— Start RECORD EXTRACTS —
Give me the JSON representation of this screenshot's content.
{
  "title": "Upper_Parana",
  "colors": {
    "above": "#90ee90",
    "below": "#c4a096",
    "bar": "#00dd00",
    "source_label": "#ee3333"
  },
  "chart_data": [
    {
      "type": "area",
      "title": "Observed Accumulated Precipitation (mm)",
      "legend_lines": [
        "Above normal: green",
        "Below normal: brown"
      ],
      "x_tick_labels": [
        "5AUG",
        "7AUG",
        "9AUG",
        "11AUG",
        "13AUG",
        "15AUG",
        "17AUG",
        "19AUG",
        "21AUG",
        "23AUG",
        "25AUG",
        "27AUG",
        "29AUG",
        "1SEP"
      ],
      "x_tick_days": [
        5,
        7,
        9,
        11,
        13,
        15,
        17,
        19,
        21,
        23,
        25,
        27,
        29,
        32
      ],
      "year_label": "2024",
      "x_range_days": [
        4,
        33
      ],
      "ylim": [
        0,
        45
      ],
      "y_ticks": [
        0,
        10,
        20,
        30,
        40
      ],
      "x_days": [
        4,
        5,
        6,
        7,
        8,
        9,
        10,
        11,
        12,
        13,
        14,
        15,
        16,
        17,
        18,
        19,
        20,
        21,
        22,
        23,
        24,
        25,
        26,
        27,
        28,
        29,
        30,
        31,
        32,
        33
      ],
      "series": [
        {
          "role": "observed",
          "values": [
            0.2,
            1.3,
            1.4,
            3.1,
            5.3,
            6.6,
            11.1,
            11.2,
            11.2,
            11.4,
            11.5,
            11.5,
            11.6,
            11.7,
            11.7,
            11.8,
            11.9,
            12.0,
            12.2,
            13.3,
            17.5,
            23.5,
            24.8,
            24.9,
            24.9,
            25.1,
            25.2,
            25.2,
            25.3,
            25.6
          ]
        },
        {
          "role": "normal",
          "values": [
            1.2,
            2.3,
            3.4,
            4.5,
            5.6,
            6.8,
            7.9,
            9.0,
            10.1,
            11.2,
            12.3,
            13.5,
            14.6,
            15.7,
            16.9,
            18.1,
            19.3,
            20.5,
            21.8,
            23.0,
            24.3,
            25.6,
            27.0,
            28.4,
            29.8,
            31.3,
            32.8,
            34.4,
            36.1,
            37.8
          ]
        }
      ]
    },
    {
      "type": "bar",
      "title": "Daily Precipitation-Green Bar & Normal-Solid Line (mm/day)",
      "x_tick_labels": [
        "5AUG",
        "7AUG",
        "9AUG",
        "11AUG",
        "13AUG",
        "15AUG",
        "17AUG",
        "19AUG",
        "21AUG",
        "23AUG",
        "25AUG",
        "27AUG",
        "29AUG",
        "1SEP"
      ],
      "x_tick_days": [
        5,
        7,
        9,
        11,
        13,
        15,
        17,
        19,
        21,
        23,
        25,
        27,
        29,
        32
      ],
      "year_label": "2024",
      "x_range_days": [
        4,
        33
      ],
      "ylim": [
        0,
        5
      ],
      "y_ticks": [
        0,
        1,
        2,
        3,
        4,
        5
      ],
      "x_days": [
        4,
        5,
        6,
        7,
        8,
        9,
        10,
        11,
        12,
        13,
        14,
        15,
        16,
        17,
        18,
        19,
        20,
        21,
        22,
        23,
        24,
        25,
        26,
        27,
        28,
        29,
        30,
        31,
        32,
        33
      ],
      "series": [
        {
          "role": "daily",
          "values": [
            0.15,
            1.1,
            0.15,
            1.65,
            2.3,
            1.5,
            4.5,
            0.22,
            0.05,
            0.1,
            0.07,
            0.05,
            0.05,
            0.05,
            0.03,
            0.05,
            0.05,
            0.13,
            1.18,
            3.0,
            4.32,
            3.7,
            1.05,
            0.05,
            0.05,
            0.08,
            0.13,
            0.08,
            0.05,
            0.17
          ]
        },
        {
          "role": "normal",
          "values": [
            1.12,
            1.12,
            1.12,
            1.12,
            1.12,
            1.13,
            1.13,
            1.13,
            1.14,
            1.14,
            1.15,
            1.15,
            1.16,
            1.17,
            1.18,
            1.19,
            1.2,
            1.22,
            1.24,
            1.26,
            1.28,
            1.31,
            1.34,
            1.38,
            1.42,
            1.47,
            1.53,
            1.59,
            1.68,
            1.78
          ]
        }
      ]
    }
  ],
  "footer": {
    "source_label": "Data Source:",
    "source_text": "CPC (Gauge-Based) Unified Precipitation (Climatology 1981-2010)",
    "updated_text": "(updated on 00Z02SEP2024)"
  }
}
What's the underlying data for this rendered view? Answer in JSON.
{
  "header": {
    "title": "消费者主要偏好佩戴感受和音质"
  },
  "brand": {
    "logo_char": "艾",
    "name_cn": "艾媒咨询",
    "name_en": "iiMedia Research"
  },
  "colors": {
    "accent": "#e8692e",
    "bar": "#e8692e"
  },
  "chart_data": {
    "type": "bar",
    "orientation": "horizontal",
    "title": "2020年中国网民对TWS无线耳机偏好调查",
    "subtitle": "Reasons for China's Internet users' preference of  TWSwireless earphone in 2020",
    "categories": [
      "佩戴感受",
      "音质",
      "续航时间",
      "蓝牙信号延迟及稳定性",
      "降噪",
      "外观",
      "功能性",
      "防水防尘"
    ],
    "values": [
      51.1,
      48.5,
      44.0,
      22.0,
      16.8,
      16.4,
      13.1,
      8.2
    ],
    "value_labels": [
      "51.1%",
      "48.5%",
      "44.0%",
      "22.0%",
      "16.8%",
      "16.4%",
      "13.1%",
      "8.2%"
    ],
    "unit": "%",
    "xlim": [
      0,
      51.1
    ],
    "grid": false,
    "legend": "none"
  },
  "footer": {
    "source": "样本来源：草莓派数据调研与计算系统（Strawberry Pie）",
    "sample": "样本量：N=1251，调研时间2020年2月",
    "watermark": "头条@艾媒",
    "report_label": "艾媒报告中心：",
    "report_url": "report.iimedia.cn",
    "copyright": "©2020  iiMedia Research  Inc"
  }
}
— End RECORD EXTRACTS —
▶ [SHORT TASK] List the lines of the material in which the word "JSON" occurs.

▶ [EXERCISE RESPONSE]
Give me the JSON representation of this screenshot's content.
What's the underlying data for this rendered view? Answer in JSON.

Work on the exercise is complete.